-------- SOURCE DATA --------

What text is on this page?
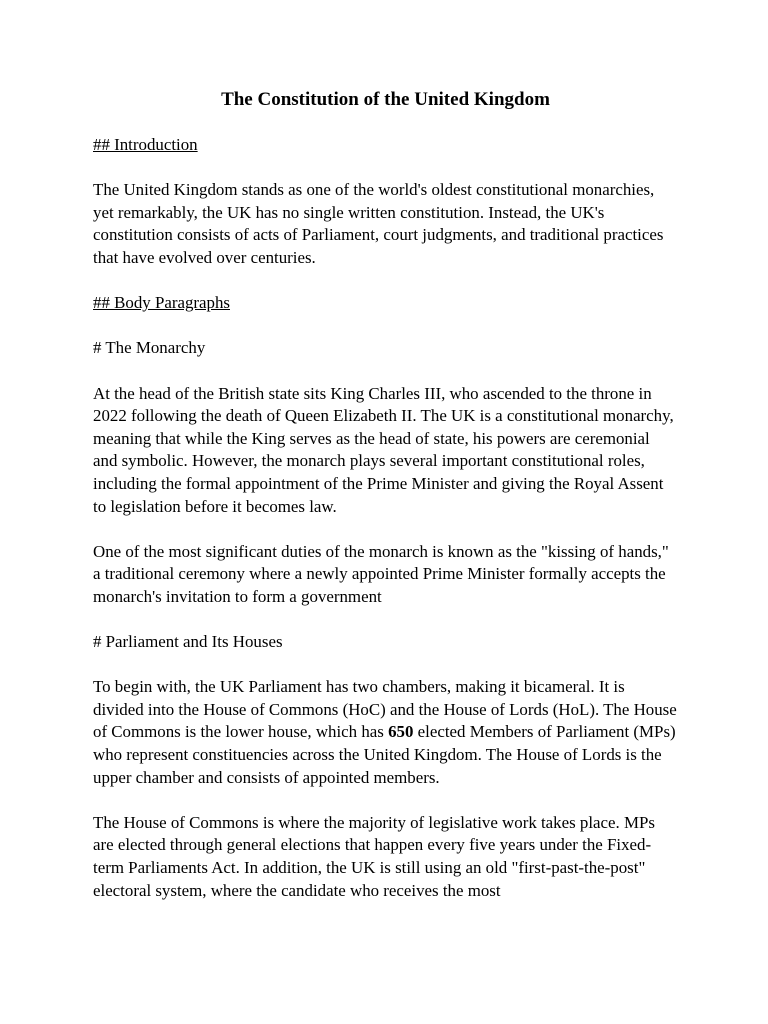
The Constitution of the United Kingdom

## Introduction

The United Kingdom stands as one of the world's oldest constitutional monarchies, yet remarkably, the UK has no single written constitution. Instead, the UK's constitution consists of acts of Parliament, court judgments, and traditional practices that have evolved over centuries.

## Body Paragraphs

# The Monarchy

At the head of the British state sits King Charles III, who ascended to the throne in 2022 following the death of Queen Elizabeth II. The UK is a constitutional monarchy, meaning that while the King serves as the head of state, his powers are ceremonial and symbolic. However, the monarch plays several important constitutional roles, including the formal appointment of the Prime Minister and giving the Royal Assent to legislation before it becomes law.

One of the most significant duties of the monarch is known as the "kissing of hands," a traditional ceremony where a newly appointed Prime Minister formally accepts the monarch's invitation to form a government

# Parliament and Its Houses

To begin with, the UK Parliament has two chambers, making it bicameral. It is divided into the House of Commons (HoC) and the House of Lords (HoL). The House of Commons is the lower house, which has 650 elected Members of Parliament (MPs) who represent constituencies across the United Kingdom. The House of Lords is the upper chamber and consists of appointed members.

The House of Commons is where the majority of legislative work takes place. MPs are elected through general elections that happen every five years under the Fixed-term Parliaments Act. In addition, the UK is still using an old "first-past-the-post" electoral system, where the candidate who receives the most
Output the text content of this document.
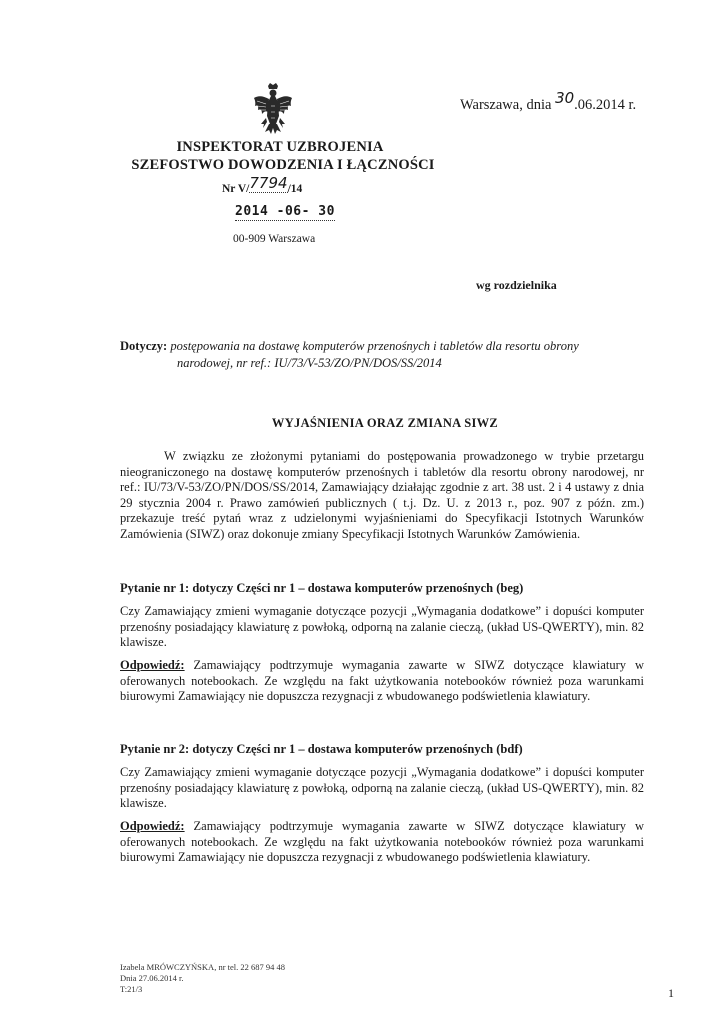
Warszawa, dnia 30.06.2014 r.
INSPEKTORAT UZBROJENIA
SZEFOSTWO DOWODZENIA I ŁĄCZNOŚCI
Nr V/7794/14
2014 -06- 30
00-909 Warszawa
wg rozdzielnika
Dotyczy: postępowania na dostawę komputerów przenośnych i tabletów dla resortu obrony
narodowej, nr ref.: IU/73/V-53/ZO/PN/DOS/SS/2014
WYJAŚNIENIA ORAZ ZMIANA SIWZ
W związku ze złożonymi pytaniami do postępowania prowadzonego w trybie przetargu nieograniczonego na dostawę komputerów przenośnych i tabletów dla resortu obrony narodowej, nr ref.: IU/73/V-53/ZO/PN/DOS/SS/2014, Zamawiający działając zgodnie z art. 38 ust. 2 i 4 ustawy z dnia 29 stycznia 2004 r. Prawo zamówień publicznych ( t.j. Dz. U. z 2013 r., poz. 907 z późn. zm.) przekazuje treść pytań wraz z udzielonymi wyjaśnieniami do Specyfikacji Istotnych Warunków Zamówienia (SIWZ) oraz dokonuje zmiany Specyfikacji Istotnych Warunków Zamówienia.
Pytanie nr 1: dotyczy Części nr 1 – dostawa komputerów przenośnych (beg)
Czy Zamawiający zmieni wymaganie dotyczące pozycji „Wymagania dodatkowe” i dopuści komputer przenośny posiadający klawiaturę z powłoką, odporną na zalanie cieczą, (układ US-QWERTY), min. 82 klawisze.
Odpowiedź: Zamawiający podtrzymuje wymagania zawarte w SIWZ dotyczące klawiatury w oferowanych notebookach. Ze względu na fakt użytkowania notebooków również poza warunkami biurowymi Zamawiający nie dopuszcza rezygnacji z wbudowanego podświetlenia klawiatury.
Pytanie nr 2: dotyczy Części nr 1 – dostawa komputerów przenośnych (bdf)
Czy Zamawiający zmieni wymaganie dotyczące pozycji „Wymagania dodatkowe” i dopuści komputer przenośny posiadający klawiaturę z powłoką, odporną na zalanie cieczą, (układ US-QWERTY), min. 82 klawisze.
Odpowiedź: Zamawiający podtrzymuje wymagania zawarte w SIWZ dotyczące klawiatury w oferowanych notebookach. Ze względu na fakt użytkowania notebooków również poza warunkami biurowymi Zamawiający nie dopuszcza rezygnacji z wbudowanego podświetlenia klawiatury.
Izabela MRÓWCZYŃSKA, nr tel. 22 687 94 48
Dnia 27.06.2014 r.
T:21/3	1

--------
-------- SOURCE DATA --------

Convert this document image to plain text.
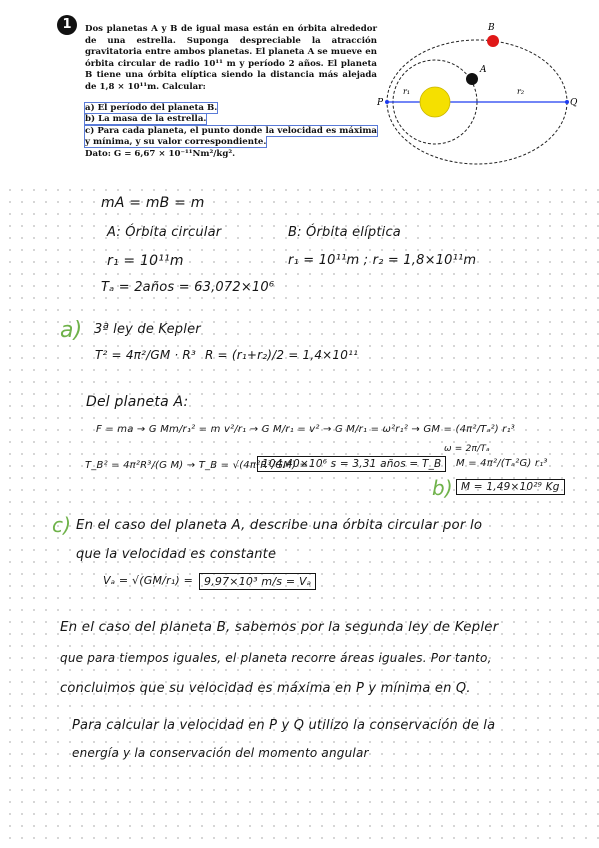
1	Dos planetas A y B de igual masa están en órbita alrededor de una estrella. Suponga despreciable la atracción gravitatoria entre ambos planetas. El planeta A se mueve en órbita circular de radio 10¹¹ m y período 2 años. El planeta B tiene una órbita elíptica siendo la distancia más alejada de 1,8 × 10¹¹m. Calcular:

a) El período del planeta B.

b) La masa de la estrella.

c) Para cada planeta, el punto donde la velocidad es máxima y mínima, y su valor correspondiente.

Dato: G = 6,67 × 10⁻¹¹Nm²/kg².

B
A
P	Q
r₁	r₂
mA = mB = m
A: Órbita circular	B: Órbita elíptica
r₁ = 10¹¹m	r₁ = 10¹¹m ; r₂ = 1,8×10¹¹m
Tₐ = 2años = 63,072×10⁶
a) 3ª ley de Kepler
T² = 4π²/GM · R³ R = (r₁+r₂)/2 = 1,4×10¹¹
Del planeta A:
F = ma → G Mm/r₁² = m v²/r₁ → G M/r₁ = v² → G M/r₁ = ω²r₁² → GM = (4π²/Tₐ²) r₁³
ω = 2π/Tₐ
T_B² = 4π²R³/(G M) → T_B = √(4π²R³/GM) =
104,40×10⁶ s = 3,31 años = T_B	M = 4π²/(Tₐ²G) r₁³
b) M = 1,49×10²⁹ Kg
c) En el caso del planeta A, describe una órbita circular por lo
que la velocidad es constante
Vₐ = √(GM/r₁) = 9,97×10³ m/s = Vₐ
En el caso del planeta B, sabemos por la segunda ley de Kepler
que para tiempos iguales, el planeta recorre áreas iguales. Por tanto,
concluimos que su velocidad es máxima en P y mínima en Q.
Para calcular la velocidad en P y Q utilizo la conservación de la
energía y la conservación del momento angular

--------
-------- SOURCE DATA --------

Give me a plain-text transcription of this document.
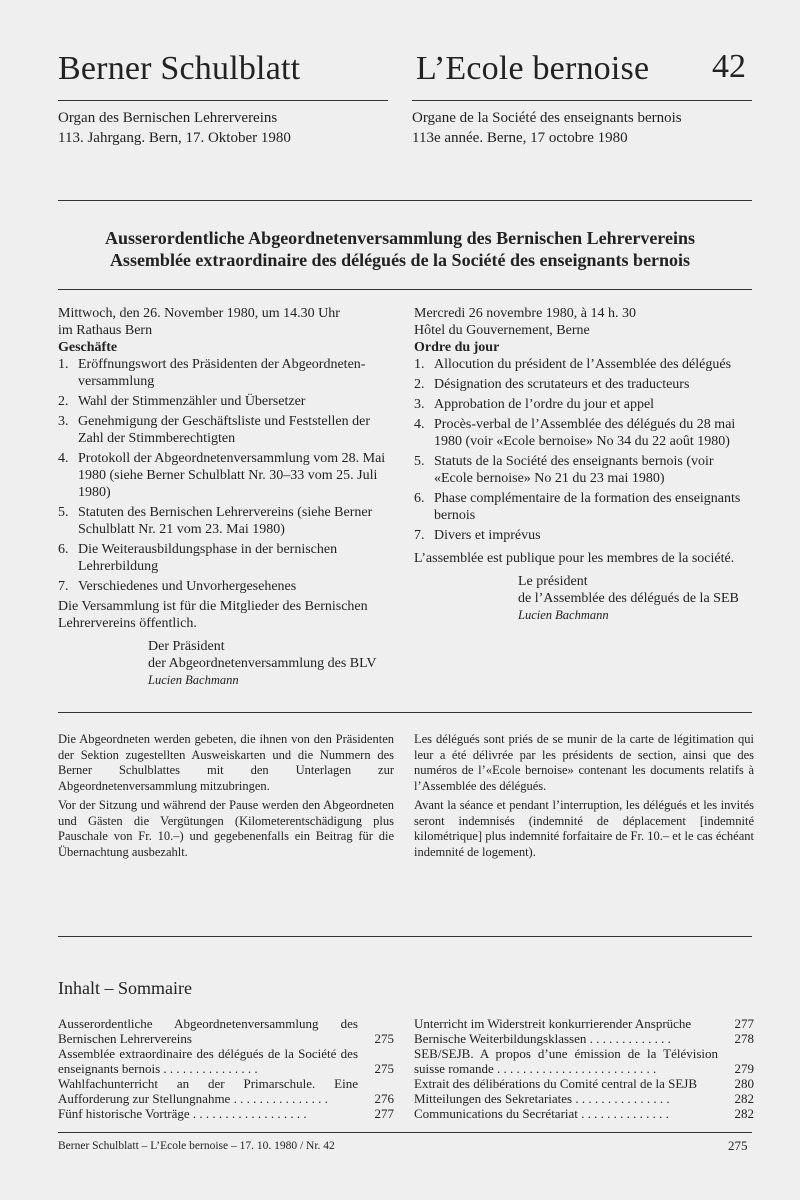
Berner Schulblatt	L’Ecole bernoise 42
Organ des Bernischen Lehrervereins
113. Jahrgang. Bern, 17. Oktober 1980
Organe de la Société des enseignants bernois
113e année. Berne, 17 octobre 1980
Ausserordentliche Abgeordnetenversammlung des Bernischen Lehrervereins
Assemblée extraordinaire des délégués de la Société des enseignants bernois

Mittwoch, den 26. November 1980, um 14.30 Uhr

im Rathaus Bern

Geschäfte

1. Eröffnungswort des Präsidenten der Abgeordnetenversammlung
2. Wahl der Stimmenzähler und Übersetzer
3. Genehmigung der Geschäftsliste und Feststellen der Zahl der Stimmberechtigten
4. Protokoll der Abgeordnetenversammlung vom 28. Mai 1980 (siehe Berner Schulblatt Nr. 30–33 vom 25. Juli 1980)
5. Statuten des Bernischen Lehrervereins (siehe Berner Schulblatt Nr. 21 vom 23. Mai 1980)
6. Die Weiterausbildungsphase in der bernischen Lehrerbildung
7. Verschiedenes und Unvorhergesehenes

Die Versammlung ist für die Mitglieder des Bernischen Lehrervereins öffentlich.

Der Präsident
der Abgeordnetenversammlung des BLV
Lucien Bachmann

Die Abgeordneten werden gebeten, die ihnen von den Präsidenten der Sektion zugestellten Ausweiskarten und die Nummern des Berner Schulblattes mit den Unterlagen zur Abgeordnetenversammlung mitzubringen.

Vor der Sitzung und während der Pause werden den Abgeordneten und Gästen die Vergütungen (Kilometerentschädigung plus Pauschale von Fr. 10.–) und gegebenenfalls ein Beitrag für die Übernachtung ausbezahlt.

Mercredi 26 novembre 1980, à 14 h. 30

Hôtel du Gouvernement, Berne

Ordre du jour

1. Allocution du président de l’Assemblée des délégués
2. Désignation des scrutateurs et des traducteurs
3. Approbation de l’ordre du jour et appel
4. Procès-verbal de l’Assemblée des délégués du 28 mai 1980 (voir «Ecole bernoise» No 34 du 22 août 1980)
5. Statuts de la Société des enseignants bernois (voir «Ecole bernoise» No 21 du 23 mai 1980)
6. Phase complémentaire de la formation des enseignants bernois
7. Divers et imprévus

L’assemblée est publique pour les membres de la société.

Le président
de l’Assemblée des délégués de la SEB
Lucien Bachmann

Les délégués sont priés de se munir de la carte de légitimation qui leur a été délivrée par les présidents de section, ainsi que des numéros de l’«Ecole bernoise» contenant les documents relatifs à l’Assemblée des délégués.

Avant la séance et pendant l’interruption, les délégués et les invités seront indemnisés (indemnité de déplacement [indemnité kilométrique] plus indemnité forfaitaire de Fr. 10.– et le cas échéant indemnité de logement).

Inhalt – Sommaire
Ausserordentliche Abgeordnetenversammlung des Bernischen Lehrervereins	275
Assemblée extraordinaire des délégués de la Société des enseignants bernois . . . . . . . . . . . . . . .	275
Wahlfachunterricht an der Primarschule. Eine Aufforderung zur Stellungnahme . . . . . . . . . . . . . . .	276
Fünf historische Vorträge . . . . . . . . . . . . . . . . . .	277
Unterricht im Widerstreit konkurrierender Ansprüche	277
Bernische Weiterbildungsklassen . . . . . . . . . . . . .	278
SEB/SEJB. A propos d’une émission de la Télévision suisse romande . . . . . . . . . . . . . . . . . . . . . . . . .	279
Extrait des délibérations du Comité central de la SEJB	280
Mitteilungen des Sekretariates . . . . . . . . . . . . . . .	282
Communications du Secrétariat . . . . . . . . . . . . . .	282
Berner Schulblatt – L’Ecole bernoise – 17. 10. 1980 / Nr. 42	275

--------

TASK STATEMENT
Whichever lines contain the string "dostawa", select and copy them.

RESULT OF THE TASK
Pytanie nr 1: dotyczy Części nr 1 – dostawa komputerów przenośnych (beg)
Pytanie nr 2: dotyczy Części nr 1 – dostawa komputerów przenośnych (bdf)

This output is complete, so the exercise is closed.